**Problem 1:** What percentage of unpaid caregivers are women, according to the article on unpaid caregivers?
**Problem 2:** Continue the article on unpaid caregivers, starting after its final heading.

┌─ Passage shown

The Unpaid Caregiver: Blessing or Burden?
Disclaimer: Since Medicaid rules and insurance regulations are updated regularly, past blog posts may not present the most accurate or relevant data. Please contact our office for up-to-date information, strategies, and guidance.
As the number of Americans over the age of 65 is expected to nearly double from 52 million in 2018 to 95 million in 2060,1 family caregivers continue to be a vital piece of the long-term care system in the U.S. In their 2020 survey, AARP found that there are nearly 42 million people in the U.S. providing unpaid care to a loved one over the age of 50.2 In fact, most of your clients probably know an unpaid family caregiver. While some began providing care gradually as their loved one’s health slowly declined, many others were thrust into the caregiving role when an immediate health crisis struck. Regardless of the circumstances, unpaid caregivers face many challenges, including risking their own health and financial stability.
Read More: How to Pay for Long-Term Care
Who Are Unpaid Caregivers?
In short, anyone can be an unpaid caregiver. Spouses, siblings, and children make up the largest portion of unpaid caregivers in the U.S. Most of them (61%) are women, and the fastest growth of unpaid caregivers is happening amongst younger generations.2 Their parents are living longer but also dealing with more chronic diseases and disabilities.
What Type of Care Do Unpaid Caregivers Provide?

└─
┌─ Data

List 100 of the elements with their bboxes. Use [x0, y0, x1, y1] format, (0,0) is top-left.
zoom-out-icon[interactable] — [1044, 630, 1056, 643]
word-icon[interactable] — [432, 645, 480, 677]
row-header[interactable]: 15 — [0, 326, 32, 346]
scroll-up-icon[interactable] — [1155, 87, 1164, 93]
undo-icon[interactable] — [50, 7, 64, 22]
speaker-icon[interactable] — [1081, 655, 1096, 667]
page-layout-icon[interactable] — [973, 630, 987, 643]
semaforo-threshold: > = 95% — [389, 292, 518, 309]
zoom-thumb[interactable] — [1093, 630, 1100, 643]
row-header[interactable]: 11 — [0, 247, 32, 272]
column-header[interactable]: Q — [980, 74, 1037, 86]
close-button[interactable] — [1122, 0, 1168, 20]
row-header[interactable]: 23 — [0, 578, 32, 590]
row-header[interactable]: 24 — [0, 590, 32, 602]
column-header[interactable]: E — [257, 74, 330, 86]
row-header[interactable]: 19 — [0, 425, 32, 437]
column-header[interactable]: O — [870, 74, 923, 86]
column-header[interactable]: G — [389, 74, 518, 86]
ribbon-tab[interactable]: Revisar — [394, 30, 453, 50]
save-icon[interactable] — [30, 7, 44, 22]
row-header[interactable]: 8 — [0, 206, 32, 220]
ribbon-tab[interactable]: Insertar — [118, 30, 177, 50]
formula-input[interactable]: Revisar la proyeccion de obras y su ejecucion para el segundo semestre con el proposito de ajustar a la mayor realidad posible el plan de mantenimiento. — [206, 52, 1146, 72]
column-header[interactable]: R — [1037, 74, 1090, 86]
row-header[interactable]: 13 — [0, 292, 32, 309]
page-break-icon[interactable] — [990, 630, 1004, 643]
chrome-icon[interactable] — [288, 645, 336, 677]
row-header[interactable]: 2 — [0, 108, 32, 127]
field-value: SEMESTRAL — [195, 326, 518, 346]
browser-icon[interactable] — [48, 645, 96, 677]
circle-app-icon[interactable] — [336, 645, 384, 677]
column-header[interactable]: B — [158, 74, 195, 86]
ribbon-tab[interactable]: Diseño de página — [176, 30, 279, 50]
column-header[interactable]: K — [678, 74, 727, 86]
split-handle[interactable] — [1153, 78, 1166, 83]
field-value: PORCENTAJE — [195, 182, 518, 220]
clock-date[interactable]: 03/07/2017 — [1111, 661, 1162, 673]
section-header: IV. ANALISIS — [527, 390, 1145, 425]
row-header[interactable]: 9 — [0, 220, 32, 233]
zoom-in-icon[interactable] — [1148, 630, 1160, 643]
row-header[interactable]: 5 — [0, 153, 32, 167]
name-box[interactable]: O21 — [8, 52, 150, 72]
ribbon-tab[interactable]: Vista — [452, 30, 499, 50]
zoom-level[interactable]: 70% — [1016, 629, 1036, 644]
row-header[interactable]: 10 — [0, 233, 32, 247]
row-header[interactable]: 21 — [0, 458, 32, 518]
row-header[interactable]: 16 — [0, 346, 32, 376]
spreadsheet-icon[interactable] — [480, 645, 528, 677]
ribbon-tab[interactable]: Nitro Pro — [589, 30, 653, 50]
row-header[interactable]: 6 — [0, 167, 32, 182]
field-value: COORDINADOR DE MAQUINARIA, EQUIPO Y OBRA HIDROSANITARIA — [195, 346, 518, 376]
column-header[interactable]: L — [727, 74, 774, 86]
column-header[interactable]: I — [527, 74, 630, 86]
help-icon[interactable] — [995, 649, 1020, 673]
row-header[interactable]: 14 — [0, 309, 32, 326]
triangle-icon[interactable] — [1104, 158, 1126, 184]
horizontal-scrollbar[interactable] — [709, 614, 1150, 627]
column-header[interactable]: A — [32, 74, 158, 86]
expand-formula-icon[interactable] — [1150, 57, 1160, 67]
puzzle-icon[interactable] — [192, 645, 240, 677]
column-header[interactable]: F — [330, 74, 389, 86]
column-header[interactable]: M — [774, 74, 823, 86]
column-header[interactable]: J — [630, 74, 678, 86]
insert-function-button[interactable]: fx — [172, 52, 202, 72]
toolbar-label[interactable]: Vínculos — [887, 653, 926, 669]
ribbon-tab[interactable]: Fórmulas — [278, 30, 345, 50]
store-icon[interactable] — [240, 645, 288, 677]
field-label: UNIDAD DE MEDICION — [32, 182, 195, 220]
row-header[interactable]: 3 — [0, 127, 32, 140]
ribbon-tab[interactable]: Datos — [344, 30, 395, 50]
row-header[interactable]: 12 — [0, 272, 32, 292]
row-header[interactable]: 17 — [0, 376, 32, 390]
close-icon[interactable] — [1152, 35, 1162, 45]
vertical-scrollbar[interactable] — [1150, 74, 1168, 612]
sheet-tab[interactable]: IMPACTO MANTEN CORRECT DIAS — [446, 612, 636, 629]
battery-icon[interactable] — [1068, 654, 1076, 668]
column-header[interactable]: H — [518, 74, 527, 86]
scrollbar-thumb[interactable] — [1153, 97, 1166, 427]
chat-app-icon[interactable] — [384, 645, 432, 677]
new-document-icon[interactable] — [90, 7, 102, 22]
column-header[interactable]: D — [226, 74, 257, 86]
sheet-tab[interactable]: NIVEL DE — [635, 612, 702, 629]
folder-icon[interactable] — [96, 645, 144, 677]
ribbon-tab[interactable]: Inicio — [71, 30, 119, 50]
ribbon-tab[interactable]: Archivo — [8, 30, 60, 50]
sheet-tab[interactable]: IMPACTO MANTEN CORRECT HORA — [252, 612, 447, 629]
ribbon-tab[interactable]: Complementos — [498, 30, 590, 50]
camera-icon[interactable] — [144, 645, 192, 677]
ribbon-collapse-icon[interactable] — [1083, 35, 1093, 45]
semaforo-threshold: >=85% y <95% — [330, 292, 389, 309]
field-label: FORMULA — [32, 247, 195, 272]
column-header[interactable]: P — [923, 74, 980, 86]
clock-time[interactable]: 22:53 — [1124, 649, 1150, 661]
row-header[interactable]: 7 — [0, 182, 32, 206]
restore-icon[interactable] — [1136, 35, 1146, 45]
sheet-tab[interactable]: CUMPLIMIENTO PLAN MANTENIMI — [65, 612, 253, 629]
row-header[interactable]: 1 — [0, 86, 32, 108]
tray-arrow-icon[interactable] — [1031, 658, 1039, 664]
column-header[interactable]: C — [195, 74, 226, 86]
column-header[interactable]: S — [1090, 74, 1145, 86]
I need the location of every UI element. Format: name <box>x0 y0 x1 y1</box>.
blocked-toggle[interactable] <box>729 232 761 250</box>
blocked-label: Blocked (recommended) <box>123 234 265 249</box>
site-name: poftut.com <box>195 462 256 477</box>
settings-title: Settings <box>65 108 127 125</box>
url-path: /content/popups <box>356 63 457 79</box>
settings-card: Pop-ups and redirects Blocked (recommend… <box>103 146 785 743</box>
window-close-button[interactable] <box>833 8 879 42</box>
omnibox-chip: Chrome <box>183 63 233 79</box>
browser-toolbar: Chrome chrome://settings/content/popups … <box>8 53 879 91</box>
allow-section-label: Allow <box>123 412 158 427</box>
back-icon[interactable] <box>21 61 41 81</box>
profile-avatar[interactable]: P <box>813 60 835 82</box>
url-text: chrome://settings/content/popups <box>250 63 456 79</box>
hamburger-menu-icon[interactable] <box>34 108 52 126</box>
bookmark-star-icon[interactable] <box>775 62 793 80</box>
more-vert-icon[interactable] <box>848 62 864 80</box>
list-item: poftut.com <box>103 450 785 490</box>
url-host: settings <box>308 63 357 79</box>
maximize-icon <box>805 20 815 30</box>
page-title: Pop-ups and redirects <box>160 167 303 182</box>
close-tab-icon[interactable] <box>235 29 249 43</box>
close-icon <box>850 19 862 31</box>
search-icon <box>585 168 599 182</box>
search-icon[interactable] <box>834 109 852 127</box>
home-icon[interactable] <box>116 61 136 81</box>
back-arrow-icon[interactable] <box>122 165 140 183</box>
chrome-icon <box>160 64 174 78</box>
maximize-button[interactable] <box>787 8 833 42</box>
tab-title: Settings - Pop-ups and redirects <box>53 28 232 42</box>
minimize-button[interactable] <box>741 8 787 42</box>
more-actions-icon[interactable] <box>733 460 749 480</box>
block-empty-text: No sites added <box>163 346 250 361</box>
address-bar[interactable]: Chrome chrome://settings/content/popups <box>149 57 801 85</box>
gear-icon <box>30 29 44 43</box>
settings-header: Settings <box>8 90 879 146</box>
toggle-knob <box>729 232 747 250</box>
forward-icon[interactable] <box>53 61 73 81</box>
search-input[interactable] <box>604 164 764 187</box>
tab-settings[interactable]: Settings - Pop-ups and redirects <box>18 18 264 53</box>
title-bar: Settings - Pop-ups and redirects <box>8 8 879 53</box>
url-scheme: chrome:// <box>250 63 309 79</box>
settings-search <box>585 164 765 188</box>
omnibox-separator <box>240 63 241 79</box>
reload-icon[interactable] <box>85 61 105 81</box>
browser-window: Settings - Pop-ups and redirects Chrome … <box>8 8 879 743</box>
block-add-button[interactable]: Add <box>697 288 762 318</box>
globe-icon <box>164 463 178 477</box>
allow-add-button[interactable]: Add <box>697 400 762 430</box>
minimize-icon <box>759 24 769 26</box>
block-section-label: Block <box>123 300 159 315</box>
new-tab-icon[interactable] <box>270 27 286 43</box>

└─

**Exercise answer 1:** 61%

**Exercise answer 2:**
Unpaid caregivers can help with a variety of tasks, from simple household chores to more strenuous duties. Tasks may include:
- Paying bills
- Providing transportation
- Assisting with activities of daily living, such as bathing and dressing
- Supplying wound care
- Administering medication
On average, family caregivers spend 23.7 hours per week providing unpaid care.2
Advantages and Disadvantages of Being a Family Caregiver
Caring for a loved one as they age can be very rewarding. Plus, since the average cost of home health care in the U.S. is $5,000/month,3 unpaid family care is likely the most affordable option available to your client. However, it does come at a price to the caregiver. Caregivers often sacrifice their own health as stress mounts from tough day-to-day tasks. Additionally, providing care takes time away from their own lives, families, and careers, thus affecting their personal well-being, retirement savings, and career advancement opportunities. Caregiving can also create resentment amongst siblings. All in all, being a family caregiver is a double-edged sword that can be both a blessing and a burden.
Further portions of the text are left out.